◆ Given data
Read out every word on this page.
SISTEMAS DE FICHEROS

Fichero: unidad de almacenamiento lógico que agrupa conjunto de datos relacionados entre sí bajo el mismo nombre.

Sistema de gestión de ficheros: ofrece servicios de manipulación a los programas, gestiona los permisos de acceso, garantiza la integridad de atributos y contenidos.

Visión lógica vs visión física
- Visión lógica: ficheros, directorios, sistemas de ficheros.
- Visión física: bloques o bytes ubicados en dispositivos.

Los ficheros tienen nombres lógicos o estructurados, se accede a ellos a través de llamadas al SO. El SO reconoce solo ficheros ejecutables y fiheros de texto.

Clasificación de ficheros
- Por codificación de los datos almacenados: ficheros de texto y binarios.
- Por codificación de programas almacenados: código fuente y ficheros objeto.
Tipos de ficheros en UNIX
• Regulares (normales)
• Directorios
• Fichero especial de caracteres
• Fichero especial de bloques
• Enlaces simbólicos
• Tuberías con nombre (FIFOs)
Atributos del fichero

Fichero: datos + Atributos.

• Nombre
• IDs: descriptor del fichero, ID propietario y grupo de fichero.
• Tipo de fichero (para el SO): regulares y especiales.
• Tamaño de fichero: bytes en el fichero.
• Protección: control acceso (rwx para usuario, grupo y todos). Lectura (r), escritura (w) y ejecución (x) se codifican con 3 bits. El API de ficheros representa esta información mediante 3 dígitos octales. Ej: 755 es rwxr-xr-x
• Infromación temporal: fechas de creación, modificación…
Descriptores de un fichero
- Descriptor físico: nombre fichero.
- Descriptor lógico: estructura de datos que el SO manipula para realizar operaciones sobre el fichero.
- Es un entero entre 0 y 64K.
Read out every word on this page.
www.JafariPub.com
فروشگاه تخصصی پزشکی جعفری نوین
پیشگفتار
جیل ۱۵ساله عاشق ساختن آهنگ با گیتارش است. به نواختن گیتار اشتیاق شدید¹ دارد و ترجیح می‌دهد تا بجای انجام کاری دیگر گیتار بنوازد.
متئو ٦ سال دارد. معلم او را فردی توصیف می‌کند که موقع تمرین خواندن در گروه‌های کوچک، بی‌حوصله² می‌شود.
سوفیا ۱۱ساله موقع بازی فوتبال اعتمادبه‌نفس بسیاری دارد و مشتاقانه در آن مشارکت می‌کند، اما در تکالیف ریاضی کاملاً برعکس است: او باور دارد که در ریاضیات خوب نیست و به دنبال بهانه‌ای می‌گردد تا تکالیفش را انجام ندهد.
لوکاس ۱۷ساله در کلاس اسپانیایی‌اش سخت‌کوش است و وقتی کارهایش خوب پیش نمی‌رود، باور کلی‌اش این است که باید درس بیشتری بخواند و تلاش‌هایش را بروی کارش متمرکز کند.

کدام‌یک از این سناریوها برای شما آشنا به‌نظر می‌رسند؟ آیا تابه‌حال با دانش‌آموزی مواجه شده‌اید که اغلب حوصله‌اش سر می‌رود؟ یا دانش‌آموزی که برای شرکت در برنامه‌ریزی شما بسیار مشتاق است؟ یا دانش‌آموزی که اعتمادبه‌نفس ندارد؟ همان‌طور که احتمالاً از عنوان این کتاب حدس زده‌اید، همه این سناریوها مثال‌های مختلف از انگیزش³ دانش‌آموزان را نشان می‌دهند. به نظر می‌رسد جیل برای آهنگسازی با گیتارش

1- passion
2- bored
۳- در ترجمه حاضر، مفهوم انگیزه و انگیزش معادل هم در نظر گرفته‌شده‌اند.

◆ Set exercise
Please restate the records in full, word for word.

◆ Solution
Read out every word on this page.
SISTEMAS DE FICHEROS

Fichero: unidad de almacenamiento lógico que agrupa conjunto de datos relacionados entre sí bajo el mismo nombre.

Sistema de gestión de ficheros: ofrece servicios de manipulación a los programas, gestiona los permisos de acceso, garantiza la integridad de atributos y contenidos.

Visión lógica vs visión física
- Visión lógica: ficheros, directorios, sistemas de ficheros.
- Visión física: bloques o bytes ubicados en dispositivos.

Los ficheros tienen nombres lógicos o estructurados, se accede a ellos a través de llamadas al SO. El SO reconoce solo ficheros ejecutables y fiheros de texto.

Clasificación de ficheros
- Por codificación de los datos almacenados: ficheros de texto y binarios.
- Por codificación de programas almacenados: código fuente y ficheros objeto.
Tipos de ficheros en UNIX
• Regulares (normales)
• Directorios
• Fichero especial de caracteres
• Fichero especial de bloques
• Enlaces simbólicos
• Tuberías con nombre (FIFOs)
Atributos del fichero

Fichero: datos + Atributos.

• Nombre
• IDs: descriptor del fichero, ID propietario y grupo de fichero.
• Tipo de fichero (para el SO): regulares y especiales.
• Tamaño de fichero: bytes en el fichero.
• Protección: control acceso (rwx para usuario, grupo y todos). Lectura (r), escritura (w) y ejecución (x) se codifican con 3 bits. El API de ficheros representa esta información mediante 3 dígitos octales. Ej: 755 es rwxr-xr-x
• Infromación temporal: fechas de creación, modificación…
Descriptores de un fichero
- Descriptor físico: nombre fichero.
- Descriptor lógico: estructura de datos que el SO manipula para realizar operaciones sobre el fichero.
- Es un entero entre 0 y 64K.
Read out every word on this page.
www.JafariPub.com
فروشگاه تخصصی پزشکی جعفری نوین
پیشگفتار
جیل ۱۵ساله عاشق ساختن آهنگ با گیتارش است. به نواختن گیتار اشتیاق شدید¹ دارد و ترجیح می‌دهد تا بجای انجام کاری دیگر گیتار بنوازد.
متئو ٦ سال دارد. معلم او را فردی توصیف می‌کند که موقع تمرین خواندن در گروه‌های کوچک، بی‌حوصله² می‌شود.
سوفیا ۱۱ساله موقع بازی فوتبال اعتمادبه‌نفس بسیاری دارد و مشتاقانه در آن مشارکت می‌کند، اما در تکالیف ریاضی کاملاً برعکس است: او باور دارد که در ریاضیات خوب نیست و به دنبال بهانه‌ای می‌گردد تا تکالیفش را انجام ندهد.
لوکاس ۱۷ساله در کلاس اسپانیایی‌اش سخت‌کوش است و وقتی کارهایش خوب پیش نمی‌رود، باور کلی‌اش این است که باید درس بیشتری بخواند و تلاش‌هایش را بروی کارش متمرکز کند.

کدام‌یک از این سناریوها برای شما آشنا به‌نظر می‌رسند؟ آیا تابه‌حال با دانش‌آموزی مواجه شده‌اید که اغلب حوصله‌اش سر می‌رود؟ یا دانش‌آموزی که برای شرکت در برنامه‌ریزی شما بسیار مشتاق است؟ یا دانش‌آموزی که اعتمادبه‌نفس ندارد؟ همان‌طور که احتمالاً از عنوان این کتاب حدس زده‌اید، همه این سناریوها مثال‌های مختلف از انگیزش³ دانش‌آموزان را نشان می‌دهند. به نظر می‌رسد جیل برای آهنگسازی با گیتارش

1- passion
2- bored
۳- در ترجمه حاضر، مفهوم انگیزه و انگیزش معادل هم در نظر گرفته‌شده‌اند.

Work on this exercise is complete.